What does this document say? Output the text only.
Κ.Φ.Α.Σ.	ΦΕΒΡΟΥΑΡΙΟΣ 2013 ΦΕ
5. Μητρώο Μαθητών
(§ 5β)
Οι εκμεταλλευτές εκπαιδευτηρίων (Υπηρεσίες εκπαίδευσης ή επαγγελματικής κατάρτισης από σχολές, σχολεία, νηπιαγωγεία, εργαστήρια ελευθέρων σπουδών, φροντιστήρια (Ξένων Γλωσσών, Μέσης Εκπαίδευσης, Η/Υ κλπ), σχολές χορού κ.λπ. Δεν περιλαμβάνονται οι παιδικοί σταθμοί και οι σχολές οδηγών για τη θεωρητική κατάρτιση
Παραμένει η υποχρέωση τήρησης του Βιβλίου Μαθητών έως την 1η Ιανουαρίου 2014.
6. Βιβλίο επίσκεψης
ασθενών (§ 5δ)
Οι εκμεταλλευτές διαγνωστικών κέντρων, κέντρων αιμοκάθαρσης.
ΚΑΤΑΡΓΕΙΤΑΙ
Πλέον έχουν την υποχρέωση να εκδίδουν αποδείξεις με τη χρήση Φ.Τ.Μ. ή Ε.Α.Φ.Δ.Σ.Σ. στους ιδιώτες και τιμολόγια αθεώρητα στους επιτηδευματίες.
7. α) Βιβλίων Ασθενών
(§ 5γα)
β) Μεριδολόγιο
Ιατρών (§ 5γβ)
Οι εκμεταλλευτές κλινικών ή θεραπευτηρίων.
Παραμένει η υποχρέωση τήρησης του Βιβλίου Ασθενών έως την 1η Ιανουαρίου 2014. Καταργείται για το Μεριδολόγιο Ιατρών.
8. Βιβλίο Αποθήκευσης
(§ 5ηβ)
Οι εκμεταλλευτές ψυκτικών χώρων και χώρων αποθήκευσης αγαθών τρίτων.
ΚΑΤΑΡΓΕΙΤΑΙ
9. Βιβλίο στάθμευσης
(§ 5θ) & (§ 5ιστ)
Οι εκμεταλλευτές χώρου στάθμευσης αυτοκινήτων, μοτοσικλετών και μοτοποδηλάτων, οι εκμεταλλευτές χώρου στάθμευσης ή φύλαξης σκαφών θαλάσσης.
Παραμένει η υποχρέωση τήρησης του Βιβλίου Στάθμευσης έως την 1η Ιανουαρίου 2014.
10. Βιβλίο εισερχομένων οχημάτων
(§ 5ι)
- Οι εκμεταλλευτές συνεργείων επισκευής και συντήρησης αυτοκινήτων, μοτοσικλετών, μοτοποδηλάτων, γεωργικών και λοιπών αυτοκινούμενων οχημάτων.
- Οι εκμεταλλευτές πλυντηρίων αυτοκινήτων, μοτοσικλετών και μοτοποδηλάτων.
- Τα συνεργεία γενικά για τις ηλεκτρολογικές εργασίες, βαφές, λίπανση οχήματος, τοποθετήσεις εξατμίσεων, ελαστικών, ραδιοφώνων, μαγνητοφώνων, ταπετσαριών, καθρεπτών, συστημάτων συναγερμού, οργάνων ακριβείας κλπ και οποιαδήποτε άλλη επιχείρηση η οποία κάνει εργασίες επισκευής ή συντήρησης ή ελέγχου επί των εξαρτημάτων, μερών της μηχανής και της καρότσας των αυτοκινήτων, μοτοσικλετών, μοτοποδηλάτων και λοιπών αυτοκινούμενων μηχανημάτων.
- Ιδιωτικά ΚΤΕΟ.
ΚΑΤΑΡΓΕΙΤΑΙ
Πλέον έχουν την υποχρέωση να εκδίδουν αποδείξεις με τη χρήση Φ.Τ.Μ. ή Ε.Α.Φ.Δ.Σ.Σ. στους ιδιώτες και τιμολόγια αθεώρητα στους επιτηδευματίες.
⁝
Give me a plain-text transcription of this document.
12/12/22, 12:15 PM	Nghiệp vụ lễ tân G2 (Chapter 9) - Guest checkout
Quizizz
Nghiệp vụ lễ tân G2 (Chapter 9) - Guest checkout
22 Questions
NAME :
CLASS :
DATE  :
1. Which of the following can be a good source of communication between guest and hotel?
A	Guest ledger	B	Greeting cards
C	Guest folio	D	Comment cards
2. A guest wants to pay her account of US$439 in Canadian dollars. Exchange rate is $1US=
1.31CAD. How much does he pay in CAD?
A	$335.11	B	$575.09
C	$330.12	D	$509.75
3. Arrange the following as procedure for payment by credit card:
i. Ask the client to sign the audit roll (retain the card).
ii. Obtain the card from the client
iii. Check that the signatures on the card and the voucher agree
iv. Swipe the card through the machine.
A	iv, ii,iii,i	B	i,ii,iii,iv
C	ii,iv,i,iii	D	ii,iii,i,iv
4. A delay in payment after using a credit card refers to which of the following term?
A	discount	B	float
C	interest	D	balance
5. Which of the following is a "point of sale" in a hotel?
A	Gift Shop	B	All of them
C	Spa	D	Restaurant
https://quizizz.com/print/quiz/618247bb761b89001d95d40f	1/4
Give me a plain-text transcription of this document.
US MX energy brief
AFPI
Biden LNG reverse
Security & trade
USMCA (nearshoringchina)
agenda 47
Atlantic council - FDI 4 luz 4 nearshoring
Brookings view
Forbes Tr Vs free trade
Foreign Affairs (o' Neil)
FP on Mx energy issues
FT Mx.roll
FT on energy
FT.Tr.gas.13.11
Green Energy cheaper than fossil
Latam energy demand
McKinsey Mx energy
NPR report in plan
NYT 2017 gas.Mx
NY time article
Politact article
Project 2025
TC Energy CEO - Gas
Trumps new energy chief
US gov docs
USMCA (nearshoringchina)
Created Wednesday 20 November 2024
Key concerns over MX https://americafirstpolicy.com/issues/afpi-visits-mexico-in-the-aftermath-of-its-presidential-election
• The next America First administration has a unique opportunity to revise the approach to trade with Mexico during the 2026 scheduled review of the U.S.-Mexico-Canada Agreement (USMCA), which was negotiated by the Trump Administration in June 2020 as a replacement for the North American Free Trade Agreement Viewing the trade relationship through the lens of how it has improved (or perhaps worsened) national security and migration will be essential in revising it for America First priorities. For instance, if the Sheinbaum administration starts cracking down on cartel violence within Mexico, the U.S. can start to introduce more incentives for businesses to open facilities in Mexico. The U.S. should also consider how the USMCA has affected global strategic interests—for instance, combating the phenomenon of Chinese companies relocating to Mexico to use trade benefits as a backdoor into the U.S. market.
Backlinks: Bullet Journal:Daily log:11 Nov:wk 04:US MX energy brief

........

[EXERCISE] Every line holding "Ιανουαρίου" should be copied out.

[WRITTEN ANSWER]
Παραμένει η υποχρέωση τήρησης του Βιβλίου Μαθητών έως την 1η Ιανουαρίου 2014.
Παραμένει η υποχρέωση τήρησης του Βιβλίου Ασθενών έως την 1η Ιανουαρίου 2014. Καταργείται για το Μεριδολόγιο Ιατρών.
Παραμένει η υποχρέωση τήρησης του Βιβλίου Στάθμευσης έως την 1η Ιανουαρίου 2014.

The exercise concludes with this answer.